Records for the task:
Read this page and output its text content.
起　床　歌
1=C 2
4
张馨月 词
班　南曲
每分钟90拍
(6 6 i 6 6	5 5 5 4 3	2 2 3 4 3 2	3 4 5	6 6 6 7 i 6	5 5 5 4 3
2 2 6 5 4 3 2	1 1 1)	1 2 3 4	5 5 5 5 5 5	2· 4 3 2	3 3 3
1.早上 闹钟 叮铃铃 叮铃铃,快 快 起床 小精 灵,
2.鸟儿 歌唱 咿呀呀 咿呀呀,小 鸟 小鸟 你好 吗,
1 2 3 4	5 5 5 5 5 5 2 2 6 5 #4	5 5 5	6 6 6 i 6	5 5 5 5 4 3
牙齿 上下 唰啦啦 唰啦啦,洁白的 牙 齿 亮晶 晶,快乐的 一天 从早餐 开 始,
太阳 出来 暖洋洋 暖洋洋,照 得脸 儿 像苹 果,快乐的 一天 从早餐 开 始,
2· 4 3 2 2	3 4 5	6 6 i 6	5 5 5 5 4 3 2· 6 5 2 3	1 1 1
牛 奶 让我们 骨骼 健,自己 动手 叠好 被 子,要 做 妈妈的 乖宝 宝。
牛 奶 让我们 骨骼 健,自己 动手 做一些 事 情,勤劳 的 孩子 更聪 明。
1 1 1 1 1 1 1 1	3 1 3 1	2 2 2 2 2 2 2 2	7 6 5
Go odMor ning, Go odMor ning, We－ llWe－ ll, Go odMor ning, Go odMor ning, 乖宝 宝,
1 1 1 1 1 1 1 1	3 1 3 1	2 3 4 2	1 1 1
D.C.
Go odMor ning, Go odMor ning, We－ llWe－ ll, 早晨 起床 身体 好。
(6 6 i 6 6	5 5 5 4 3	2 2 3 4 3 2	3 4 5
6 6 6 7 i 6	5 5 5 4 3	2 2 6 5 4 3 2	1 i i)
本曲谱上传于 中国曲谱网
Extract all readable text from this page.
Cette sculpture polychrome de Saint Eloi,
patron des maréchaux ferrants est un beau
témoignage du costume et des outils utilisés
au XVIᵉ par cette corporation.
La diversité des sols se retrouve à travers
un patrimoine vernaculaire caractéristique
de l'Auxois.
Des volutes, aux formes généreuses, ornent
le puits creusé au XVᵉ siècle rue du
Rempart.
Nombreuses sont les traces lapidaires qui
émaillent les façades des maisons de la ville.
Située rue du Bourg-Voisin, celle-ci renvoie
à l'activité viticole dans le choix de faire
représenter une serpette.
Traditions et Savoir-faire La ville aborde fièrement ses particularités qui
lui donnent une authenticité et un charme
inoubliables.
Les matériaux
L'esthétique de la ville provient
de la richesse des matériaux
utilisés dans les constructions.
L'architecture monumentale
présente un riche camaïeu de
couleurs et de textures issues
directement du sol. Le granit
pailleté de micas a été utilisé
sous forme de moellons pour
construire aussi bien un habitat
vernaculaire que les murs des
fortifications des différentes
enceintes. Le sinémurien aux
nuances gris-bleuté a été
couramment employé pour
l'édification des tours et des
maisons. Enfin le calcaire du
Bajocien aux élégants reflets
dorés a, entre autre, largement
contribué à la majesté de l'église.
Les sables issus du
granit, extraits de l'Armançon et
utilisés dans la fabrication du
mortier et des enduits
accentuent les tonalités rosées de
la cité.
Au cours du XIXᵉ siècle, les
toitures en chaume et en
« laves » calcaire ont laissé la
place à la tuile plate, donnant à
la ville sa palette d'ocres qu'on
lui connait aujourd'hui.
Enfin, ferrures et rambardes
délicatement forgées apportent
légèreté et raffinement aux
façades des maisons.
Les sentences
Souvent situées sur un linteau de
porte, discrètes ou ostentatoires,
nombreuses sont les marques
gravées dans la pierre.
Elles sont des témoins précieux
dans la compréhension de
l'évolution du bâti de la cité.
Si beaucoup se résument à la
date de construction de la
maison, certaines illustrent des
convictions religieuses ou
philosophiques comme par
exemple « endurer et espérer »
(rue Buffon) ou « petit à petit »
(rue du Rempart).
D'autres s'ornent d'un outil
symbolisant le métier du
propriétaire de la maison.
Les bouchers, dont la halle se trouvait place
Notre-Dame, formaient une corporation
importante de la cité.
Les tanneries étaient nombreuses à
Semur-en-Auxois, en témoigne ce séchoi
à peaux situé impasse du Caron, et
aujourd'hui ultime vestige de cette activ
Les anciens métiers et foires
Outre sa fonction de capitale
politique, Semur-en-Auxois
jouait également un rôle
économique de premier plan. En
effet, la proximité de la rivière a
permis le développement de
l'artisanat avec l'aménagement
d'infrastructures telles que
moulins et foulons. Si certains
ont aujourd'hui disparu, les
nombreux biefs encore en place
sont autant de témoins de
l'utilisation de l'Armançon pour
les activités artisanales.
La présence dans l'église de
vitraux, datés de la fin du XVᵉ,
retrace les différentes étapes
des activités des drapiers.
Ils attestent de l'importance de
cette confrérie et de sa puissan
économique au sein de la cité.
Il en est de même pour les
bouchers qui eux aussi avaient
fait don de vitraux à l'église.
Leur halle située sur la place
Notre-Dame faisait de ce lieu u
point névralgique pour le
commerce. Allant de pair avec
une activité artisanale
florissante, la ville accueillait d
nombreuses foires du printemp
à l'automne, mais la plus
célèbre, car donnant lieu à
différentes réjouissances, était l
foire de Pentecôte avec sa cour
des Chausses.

Given problem: Give solely the number of lines in the data that contain the string "aujourd".

Reply to the task: 3